--- start of Items ---
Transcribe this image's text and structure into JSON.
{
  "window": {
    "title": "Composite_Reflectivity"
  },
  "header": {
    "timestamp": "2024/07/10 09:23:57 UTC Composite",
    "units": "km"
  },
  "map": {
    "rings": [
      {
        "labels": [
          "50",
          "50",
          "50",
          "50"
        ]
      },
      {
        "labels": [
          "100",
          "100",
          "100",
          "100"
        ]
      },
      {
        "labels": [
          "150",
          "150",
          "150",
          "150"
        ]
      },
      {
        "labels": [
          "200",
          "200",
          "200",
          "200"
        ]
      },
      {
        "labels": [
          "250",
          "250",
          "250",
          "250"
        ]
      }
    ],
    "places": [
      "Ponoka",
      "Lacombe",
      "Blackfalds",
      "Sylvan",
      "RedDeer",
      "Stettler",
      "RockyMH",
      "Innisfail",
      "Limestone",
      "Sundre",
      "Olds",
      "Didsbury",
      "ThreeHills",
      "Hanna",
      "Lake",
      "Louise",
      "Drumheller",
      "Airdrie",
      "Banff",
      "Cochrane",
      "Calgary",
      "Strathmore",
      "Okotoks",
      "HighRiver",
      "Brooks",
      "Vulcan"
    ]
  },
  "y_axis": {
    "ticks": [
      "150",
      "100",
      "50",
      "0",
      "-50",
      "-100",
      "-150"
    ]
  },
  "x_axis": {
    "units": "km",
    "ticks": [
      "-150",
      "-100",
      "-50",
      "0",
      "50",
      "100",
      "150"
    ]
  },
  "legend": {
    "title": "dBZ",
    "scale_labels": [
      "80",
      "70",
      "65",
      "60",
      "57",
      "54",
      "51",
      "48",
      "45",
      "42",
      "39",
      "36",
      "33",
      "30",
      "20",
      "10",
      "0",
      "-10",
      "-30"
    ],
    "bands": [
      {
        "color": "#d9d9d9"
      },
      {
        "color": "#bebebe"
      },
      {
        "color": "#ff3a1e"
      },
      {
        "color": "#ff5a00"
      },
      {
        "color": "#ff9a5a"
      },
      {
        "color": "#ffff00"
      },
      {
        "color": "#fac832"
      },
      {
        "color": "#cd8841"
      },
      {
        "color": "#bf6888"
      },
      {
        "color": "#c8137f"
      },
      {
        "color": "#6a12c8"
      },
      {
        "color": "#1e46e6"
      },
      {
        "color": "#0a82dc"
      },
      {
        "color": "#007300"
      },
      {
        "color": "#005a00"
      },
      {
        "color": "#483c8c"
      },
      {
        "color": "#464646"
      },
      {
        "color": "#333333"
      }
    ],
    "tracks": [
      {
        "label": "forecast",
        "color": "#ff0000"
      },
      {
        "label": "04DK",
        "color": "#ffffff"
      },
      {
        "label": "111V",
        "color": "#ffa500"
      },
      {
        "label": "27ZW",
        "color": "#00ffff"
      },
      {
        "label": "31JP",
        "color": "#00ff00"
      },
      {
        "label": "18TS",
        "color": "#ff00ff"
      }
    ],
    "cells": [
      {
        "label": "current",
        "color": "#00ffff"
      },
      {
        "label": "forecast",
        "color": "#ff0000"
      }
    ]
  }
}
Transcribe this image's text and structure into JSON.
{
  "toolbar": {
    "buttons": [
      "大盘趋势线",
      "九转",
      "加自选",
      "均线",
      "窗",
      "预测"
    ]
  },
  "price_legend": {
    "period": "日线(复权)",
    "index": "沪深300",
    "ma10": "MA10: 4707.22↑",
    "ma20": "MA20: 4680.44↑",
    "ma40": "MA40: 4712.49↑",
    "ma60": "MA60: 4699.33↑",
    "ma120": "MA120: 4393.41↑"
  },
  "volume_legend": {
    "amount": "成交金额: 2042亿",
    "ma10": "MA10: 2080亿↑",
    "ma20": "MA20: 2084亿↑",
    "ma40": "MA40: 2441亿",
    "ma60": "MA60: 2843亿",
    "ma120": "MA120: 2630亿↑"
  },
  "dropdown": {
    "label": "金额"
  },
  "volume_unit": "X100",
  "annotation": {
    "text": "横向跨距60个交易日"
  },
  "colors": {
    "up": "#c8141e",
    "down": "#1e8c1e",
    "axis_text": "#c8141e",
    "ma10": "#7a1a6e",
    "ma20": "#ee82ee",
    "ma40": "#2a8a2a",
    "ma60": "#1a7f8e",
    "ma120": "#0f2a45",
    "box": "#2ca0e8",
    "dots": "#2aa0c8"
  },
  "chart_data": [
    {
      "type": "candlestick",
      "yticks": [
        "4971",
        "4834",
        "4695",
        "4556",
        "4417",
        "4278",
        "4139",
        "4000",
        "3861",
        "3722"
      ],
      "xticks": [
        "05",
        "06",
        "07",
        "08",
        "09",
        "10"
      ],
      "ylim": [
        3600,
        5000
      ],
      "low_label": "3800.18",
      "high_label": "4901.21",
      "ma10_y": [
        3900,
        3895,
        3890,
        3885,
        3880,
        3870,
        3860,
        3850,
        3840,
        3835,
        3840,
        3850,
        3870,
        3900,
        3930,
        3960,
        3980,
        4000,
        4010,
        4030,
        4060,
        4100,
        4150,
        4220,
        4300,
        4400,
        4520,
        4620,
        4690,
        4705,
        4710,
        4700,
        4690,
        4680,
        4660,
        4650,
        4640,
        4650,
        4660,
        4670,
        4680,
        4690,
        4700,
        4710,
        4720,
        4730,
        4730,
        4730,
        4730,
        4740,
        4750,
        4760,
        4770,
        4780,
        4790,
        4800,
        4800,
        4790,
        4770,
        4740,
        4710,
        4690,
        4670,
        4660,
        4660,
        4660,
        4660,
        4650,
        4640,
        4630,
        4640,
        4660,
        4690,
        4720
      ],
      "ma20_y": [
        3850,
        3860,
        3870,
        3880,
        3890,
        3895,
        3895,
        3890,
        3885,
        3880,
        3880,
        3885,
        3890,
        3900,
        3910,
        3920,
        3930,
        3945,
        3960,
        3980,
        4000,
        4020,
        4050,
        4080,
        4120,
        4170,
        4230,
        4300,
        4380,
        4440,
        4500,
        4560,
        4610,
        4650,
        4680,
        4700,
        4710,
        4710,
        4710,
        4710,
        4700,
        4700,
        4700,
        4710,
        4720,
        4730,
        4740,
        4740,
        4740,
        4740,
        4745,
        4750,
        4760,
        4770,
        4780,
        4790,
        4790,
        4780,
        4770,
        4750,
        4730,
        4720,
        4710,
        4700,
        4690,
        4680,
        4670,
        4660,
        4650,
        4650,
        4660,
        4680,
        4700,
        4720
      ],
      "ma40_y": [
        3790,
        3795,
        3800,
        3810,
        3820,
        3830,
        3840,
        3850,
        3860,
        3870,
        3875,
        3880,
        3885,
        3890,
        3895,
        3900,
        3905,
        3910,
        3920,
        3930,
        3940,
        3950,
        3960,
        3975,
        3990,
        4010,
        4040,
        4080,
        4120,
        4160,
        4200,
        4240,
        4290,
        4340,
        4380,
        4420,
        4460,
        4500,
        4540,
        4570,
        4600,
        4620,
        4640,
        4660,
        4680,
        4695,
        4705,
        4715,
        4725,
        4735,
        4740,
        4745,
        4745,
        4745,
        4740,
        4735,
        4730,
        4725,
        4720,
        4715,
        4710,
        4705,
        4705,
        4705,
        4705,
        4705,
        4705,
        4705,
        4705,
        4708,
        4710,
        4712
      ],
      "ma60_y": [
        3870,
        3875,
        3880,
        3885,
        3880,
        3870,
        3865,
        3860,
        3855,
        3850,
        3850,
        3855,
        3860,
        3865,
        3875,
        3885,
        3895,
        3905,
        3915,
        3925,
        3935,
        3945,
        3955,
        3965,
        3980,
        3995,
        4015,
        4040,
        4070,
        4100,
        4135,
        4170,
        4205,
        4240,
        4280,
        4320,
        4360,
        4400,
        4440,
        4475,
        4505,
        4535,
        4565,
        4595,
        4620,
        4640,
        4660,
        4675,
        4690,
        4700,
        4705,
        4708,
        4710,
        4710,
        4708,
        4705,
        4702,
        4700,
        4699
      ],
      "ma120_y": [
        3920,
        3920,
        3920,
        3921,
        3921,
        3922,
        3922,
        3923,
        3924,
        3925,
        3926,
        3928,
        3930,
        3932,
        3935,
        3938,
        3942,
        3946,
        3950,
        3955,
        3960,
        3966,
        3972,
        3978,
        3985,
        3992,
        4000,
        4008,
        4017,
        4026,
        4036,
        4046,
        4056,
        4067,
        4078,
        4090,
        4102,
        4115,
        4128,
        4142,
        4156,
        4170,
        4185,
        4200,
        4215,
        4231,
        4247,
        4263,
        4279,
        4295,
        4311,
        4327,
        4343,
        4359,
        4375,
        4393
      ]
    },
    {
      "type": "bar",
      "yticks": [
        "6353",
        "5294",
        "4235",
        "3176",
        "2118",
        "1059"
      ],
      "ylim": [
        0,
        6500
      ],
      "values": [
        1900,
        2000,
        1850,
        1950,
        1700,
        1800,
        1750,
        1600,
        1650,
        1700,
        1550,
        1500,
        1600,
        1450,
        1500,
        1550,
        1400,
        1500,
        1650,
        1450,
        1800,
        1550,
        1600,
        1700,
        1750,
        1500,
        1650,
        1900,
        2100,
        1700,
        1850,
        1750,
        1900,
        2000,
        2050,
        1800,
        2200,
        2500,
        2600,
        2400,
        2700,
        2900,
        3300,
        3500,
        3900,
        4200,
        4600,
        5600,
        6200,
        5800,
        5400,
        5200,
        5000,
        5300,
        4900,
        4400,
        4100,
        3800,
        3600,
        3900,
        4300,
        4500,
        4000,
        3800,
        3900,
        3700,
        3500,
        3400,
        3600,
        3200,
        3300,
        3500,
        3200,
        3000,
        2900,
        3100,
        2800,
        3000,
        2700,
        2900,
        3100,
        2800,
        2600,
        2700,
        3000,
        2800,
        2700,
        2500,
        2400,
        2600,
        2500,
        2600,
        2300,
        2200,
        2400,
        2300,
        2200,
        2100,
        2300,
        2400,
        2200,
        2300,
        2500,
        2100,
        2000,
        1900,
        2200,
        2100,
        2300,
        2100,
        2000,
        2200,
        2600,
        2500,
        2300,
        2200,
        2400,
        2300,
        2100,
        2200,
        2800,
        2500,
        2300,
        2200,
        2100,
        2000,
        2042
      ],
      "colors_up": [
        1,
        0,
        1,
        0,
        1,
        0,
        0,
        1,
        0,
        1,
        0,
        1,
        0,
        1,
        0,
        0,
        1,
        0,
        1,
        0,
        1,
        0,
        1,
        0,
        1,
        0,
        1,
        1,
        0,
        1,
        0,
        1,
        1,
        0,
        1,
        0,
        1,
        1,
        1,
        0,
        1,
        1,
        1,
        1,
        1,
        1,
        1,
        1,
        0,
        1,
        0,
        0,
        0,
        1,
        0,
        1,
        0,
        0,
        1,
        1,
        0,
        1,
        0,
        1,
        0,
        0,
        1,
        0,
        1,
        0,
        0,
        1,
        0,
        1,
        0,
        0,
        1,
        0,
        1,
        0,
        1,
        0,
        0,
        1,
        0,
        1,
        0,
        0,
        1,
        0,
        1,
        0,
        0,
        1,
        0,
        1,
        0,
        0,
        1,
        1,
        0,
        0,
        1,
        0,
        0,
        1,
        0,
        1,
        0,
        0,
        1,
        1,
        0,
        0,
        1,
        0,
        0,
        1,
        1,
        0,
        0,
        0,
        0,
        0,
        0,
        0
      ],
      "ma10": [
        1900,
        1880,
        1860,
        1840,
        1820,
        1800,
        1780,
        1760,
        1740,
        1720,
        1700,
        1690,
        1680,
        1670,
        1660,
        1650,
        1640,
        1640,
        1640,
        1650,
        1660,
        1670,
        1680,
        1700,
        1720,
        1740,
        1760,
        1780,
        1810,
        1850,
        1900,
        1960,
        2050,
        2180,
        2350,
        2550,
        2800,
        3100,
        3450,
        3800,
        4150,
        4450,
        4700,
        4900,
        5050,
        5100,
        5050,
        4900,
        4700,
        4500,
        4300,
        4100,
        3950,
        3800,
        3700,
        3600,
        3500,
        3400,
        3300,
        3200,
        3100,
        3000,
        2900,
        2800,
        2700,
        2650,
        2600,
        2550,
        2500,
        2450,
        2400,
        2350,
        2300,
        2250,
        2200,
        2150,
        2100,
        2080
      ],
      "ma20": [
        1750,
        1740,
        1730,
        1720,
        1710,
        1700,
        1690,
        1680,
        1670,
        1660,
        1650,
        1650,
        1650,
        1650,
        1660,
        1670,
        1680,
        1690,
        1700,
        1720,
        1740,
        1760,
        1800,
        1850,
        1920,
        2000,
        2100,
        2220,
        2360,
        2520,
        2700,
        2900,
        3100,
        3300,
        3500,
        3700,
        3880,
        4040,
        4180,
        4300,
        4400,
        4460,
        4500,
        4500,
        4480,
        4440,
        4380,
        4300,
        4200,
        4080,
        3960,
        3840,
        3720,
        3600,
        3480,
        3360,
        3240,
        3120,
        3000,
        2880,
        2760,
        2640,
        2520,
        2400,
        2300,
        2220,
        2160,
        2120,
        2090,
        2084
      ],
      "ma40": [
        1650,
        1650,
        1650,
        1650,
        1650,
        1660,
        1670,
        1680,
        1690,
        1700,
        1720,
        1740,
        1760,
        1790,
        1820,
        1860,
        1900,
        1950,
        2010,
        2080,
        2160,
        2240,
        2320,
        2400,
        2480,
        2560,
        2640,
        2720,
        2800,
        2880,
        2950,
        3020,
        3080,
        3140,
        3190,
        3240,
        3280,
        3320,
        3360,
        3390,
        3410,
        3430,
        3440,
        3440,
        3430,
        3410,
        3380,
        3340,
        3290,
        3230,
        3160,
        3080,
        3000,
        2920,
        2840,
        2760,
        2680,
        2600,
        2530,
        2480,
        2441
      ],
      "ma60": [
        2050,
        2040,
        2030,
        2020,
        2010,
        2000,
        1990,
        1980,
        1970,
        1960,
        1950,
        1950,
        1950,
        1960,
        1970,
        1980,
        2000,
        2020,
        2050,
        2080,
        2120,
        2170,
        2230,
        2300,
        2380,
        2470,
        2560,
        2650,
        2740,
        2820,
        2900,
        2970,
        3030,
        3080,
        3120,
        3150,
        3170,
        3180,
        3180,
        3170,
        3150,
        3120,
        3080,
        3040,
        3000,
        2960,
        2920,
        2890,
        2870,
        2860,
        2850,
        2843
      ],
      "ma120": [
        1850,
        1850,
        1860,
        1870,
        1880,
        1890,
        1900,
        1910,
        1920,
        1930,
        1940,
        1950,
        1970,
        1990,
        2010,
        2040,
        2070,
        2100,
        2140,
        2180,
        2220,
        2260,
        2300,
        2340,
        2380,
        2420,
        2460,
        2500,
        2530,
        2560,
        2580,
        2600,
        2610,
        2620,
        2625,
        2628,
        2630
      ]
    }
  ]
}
--- end of Items ---
## Exercise task
Go through the records and pull out each line that includes the word "title".

## The solution
    "title": "Composite_Reflectivity"
    "title": "dBZ",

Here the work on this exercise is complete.